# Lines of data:
____
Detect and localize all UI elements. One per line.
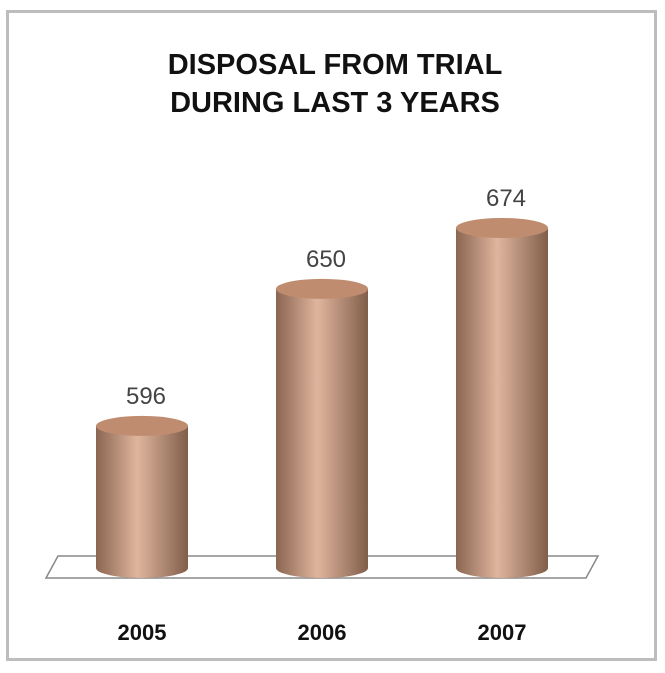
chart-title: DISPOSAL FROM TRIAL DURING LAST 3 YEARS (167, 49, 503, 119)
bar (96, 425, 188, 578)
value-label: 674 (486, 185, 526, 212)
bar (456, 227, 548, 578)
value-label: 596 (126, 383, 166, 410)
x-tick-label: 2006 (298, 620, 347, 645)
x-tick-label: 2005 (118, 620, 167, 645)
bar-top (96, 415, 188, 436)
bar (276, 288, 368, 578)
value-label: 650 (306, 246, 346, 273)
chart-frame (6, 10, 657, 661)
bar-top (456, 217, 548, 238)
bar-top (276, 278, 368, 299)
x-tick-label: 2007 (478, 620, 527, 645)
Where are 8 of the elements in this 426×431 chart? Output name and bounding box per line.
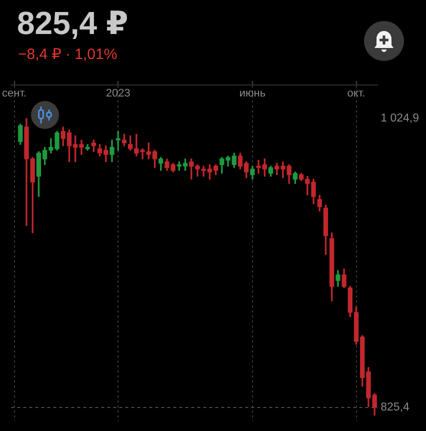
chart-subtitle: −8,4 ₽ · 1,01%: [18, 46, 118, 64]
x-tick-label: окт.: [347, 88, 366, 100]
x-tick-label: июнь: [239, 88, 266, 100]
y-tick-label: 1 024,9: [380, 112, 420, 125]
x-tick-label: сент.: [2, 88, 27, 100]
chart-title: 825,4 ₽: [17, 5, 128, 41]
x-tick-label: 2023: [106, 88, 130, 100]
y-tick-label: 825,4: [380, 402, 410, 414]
____
# TASK GOAL:
Report how many lines in the records above contain the string "chart". Give only the number.

# RESULT FOR THIS EXERCISE:
5